GIVEN TASK: State how many lines contain "text", and write nothing except that count.

INPUT RECORDS:
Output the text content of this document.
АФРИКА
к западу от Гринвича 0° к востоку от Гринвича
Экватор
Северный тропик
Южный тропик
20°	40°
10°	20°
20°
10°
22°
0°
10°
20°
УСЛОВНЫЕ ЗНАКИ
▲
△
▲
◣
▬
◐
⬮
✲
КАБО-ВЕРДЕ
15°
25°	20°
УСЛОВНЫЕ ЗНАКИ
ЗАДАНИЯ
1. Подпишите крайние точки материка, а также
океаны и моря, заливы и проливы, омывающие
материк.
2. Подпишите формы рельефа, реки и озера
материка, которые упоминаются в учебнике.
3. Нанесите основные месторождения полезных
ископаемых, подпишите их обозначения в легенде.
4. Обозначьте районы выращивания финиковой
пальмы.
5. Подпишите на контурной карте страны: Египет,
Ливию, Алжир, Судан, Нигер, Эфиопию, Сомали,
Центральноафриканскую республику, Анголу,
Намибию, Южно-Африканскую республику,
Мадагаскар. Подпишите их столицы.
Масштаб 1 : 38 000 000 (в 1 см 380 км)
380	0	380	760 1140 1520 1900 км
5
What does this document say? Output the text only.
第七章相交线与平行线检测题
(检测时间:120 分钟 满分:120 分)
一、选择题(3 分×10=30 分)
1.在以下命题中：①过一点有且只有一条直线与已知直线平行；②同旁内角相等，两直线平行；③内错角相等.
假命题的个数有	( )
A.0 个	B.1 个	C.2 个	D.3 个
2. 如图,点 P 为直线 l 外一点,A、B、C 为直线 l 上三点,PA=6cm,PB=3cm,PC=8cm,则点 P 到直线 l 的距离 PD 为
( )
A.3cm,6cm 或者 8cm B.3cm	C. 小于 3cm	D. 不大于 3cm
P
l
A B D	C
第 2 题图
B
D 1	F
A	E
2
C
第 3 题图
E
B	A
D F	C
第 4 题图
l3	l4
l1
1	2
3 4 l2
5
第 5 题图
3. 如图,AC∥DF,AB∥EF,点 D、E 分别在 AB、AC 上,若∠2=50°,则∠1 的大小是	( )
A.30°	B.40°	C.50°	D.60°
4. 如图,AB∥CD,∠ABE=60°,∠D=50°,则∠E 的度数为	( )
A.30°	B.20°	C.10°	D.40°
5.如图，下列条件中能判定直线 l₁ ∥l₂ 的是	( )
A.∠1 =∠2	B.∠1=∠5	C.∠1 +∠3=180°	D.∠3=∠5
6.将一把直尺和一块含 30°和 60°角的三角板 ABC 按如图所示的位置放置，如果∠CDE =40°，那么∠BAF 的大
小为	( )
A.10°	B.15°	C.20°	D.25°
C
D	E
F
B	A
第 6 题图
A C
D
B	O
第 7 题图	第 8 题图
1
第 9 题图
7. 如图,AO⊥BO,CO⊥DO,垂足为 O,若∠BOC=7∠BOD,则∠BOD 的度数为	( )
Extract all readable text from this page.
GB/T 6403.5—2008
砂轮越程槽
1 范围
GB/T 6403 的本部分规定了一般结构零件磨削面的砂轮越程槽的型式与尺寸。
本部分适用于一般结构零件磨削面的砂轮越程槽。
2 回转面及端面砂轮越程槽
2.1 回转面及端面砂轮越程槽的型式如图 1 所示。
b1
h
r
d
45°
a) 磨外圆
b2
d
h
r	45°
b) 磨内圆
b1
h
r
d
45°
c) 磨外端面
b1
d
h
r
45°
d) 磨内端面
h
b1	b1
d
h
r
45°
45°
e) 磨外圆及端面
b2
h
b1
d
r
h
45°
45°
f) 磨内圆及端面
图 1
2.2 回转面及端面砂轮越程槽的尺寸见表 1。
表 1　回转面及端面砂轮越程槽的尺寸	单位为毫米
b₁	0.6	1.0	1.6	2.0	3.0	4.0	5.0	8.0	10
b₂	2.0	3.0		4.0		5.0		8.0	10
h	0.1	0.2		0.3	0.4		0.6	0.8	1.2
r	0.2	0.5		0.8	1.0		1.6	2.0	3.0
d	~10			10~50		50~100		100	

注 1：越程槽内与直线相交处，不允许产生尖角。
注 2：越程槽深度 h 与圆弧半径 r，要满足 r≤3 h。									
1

REPLY TO THE EXERCISE: 3